> Aim:
Identify the lines that contain the string "bone", then copy each of them.

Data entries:
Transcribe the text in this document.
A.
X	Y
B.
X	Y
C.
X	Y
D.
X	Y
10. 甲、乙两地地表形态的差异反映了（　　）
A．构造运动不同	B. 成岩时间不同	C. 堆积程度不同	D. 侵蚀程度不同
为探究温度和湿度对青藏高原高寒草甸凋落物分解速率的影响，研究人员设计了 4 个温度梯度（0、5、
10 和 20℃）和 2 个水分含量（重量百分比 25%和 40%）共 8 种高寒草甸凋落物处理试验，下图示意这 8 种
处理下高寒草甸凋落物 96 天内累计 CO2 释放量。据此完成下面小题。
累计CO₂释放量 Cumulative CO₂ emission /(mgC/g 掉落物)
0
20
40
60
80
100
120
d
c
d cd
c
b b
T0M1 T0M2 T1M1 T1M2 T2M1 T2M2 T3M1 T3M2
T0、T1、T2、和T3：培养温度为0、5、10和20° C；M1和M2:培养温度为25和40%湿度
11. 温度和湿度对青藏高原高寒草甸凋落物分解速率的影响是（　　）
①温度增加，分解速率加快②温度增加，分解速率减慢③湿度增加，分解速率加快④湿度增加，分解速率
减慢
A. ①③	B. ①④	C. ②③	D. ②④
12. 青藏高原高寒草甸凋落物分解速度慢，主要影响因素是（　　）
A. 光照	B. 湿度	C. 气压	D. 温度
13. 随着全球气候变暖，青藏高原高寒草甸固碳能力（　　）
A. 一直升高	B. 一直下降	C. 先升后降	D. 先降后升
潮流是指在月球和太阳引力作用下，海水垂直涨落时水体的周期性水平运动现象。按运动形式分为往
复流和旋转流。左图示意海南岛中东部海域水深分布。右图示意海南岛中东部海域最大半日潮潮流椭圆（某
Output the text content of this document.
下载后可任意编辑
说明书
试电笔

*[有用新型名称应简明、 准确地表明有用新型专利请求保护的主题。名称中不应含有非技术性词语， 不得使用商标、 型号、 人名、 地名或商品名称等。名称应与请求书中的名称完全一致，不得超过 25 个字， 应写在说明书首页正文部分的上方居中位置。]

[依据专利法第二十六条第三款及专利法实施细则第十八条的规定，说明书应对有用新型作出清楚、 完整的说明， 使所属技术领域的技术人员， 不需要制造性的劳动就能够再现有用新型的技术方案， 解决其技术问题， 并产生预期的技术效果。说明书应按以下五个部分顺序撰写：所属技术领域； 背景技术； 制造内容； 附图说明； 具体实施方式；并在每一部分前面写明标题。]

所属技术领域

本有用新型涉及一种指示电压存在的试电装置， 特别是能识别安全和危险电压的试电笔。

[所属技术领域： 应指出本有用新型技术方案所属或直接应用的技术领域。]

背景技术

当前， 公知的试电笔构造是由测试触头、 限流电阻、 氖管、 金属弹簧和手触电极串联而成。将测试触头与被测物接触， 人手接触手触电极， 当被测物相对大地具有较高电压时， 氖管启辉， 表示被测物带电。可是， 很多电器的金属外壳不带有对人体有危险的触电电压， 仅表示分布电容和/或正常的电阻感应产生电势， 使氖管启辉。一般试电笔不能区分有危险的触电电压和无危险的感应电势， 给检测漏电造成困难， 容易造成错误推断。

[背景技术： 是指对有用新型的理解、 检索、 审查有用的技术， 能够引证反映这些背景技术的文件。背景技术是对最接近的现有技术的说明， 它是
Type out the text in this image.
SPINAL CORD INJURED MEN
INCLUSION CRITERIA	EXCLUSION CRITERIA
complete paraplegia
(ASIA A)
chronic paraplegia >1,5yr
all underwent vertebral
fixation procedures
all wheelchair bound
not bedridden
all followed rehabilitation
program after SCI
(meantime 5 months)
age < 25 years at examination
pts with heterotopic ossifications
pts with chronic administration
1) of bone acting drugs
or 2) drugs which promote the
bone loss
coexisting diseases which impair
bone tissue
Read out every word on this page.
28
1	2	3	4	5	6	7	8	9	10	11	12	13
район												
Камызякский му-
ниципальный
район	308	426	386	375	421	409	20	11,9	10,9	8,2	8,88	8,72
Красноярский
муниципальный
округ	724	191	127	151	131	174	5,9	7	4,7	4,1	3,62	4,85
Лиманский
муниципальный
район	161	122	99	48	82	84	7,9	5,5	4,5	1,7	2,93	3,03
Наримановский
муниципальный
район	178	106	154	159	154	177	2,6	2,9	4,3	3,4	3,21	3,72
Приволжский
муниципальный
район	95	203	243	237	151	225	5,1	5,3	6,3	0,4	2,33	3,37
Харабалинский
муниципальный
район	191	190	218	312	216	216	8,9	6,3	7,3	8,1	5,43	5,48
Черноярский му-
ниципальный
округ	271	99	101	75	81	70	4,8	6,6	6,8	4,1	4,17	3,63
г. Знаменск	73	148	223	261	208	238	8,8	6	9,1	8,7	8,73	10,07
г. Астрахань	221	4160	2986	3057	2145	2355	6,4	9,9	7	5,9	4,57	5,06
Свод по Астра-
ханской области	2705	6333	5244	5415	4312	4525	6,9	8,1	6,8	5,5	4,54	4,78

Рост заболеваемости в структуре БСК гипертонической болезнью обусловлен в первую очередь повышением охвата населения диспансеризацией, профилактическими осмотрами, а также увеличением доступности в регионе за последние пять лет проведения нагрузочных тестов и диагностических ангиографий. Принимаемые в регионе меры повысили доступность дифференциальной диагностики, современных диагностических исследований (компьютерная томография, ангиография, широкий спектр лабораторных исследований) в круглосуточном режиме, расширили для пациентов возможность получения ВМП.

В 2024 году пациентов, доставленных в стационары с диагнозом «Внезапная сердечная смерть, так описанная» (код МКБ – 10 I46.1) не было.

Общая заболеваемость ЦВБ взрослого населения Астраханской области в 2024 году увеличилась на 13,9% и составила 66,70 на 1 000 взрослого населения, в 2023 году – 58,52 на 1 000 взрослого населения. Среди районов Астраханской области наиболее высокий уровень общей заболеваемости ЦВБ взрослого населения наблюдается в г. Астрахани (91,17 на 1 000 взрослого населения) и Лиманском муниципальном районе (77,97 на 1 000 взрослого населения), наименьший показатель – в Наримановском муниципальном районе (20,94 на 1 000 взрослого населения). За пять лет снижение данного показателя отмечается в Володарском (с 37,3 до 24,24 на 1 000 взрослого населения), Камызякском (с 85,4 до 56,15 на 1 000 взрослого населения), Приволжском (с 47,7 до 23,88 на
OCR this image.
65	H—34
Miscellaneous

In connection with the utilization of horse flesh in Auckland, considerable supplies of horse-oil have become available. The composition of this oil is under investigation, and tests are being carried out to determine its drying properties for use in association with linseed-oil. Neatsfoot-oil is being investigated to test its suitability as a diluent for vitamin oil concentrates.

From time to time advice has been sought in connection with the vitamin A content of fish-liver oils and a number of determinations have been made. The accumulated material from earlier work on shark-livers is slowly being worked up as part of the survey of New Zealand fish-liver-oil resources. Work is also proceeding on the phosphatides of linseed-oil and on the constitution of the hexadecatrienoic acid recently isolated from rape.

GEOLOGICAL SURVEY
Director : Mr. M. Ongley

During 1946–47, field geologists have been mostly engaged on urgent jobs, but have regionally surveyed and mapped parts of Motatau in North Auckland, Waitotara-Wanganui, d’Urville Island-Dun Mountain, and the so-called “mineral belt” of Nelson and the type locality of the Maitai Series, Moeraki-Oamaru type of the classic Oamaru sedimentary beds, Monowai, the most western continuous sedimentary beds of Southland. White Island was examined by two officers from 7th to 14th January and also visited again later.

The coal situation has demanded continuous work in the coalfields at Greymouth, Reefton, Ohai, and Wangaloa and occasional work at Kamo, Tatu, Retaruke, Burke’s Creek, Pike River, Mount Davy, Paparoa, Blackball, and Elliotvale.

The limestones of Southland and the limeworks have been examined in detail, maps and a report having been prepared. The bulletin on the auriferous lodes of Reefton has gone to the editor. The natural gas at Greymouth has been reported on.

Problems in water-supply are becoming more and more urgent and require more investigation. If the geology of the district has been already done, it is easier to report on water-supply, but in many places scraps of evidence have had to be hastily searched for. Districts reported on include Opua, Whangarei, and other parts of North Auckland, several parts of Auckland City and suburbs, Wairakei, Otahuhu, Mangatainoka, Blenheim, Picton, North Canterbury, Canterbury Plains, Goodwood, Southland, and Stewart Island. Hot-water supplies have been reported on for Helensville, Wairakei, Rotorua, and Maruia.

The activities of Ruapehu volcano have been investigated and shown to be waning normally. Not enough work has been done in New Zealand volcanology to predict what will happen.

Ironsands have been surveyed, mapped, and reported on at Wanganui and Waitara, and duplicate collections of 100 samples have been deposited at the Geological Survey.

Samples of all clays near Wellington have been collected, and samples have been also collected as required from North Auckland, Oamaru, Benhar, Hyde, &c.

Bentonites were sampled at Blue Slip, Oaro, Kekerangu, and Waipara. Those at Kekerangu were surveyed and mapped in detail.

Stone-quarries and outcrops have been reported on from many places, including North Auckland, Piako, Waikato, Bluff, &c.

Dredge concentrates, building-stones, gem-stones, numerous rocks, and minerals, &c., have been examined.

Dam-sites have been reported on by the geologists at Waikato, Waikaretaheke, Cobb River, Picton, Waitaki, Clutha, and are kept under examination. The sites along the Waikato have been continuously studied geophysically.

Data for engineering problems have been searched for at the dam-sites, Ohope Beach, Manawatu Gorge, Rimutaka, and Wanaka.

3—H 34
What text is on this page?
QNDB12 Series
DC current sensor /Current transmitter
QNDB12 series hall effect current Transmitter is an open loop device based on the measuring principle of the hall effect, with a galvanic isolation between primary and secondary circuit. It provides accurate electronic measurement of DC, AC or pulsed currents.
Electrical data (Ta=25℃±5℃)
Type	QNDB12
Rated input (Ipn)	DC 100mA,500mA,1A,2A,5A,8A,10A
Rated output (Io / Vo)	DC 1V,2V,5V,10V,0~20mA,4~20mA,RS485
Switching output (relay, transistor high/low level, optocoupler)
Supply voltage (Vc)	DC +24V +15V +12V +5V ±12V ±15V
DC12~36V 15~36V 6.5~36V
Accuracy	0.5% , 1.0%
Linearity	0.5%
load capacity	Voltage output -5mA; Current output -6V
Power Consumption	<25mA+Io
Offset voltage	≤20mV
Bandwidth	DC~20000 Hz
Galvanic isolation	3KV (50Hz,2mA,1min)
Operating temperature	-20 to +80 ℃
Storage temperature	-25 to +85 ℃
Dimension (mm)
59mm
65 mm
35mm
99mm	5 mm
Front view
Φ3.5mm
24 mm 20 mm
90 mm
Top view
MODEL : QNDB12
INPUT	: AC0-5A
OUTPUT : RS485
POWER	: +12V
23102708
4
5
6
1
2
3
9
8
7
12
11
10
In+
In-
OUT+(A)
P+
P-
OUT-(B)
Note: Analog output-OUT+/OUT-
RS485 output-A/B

> Output below:
1) of bone acting drugs
bone loss
bone tissue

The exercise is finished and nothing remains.